--- Stored rows ---
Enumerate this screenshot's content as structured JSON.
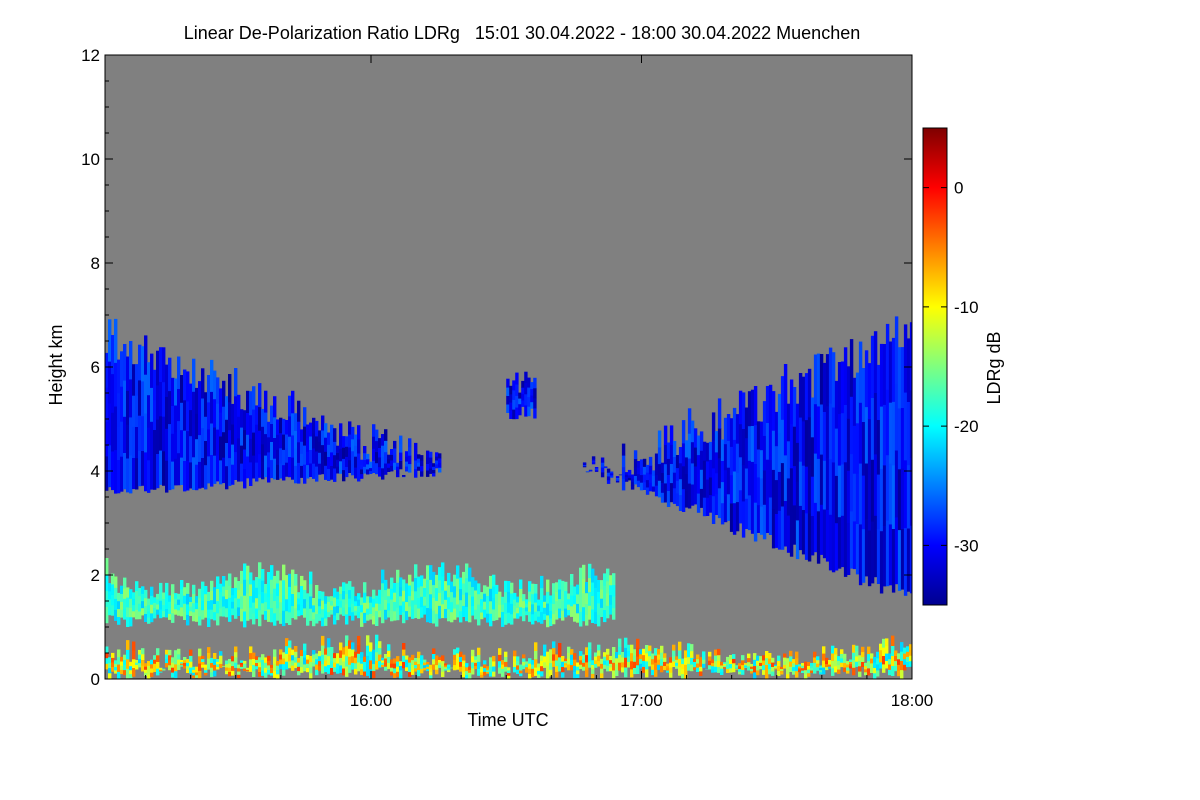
{
  "chart_data": {
    "type": "heatmap",
    "title": "Linear De-Polarization Ratio LDRg   15:01 30.04.2022 - 18:00 30.04.2022 Muenchen",
    "xlabel": "Time UTC",
    "ylabel": "Height km",
    "colorbar_label": "LDRg dB",
    "x_range_hours": [
      15.0167,
      18.0
    ],
    "y_range_km": [
      0,
      12
    ],
    "x_ticks": [
      {
        "value": 16.0,
        "label": "16:00"
      },
      {
        "value": 17.0,
        "label": "17:00"
      },
      {
        "value": 18.0,
        "label": "18:00"
      }
    ],
    "y_ticks": [
      {
        "value": 0,
        "label": "0"
      },
      {
        "value": 2,
        "label": "2"
      },
      {
        "value": 4,
        "label": "4"
      },
      {
        "value": 6,
        "label": "6"
      },
      {
        "value": 8,
        "label": "8"
      },
      {
        "value": 10,
        "label": "10"
      },
      {
        "value": 12,
        "label": "12"
      }
    ],
    "colorbar_range_db": [
      -35,
      5
    ],
    "colorbar_ticks": [
      {
        "value": 0,
        "label": "0"
      },
      {
        "value": -10,
        "label": "-10"
      },
      {
        "value": -20,
        "label": "-20"
      },
      {
        "value": -30,
        "label": "-30"
      }
    ],
    "colormap": "jet",
    "no_data_color": "#808080",
    "regions": [
      {
        "name": "cirrus-west",
        "t_start": 15.0167,
        "t_end": 16.25,
        "z_bottom": 3.5,
        "z_top": 7.3,
        "ldr_db": -30
      },
      {
        "name": "cirrus-mid",
        "t_start": 16.5,
        "t_end": 16.6,
        "z_bottom": 5.0,
        "z_top": 6.2,
        "ldr_db": -30
      },
      {
        "name": "cirrus-east",
        "t_start": 16.75,
        "t_end": 18.0,
        "z_bottom": 1.2,
        "z_top": 7.5,
        "ldr_db": -30
      },
      {
        "name": "boundary-layer",
        "t_start": 15.0167,
        "t_end": 18.0,
        "z_bottom": 0,
        "z_top": 0.9,
        "ldr_db": -12
      },
      {
        "name": "aerosol-layer",
        "t_start": 15.0167,
        "t_end": 16.9,
        "z_bottom": 1.0,
        "z_top": 2.4,
        "ldr_db": -18
      }
    ]
  },
  "colors": {
    "no_data": "#808080",
    "jet": [
      "#00008f",
      "#0000ff",
      "#007fff",
      "#00ffff",
      "#7fff7f",
      "#ffff00",
      "#ff7f00",
      "#ff0000",
      "#7f0000"
    ]
  }
}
---
## Exercise directions
Using the records above, output their complete text exactly, minus any images.

## Correct output
Enumerate this screenshot's content as structured JSON.
{
  "chart_data": {
    "type": "heatmap",
    "title": "Linear De-Polarization Ratio LDRg   15:01 30.04.2022 - 18:00 30.04.2022 Muenchen",
    "xlabel": "Time UTC",
    "ylabel": "Height km",
    "colorbar_label": "LDRg dB",
    "x_range_hours": [
      15.0167,
      18.0
    ],
    "y_range_km": [
      0,
      12
    ],
    "x_ticks": [
      {
        "value": 16.0,
        "label": "16:00"
      },
      {
        "value": 17.0,
        "label": "17:00"
      },
      {
        "value": 18.0,
        "label": "18:00"
      }
    ],
    "y_ticks": [
      {
        "value": 0,
        "label": "0"
      },
      {
        "value": 2,
        "label": "2"
      },
      {
        "value": 4,
        "label": "4"
      },
      {
        "value": 6,
        "label": "6"
      },
      {
        "value": 8,
        "label": "8"
      },
      {
        "value": 10,
        "label": "10"
      },
      {
        "value": 12,
        "label": "12"
      }
    ],
    "colorbar_range_db": [
      -35,
      5
    ],
    "colorbar_ticks": [
      {
        "value": 0,
        "label": "0"
      },
      {
        "value": -10,
        "label": "-10"
      },
      {
        "value": -20,
        "label": "-20"
      },
      {
        "value": -30,
        "label": "-30"
      }
    ],
    "colormap": "jet",
    "no_data_color": "#808080",
    "regions": [
      {
        "name": "cirrus-west",
        "t_start": 15.0167,
        "t_end": 16.25,
        "z_bottom": 3.5,
        "z_top": 7.3,
        "ldr_db": -30
      },
      {
        "name": "cirrus-mid",
        "t_start": 16.5,
        "t_end": 16.6,
        "z_bottom": 5.0,
        "z_top": 6.2,
        "ldr_db": -30
      },
      {
        "name": "cirrus-east",
        "t_start": 16.75,
        "t_end": 18.0,
        "z_bottom": 1.2,
        "z_top": 7.5,
        "ldr_db": -30
      },
      {
        "name": "boundary-layer",
        "t_start": 15.0167,
        "t_end": 18.0,
        "z_bottom": 0,
        "z_top": 0.9,
        "ldr_db": -12
      },
      {
        "name": "aerosol-layer",
        "t_start": 15.0167,
        "t_end": 16.9,
        "z_bottom": 1.0,
        "z_top": 2.4,
        "ldr_db": -18
      }
    ]
  },
  "colors": {
    "no_data": "#808080",
    "jet": [
      "#00008f",
      "#0000ff",
      "#007fff",
      "#00ffff",
      "#7fff7f",
      "#ffff00",
      "#ff7f00",
      "#ff0000",
      "#7f0000"
    ]
  }
}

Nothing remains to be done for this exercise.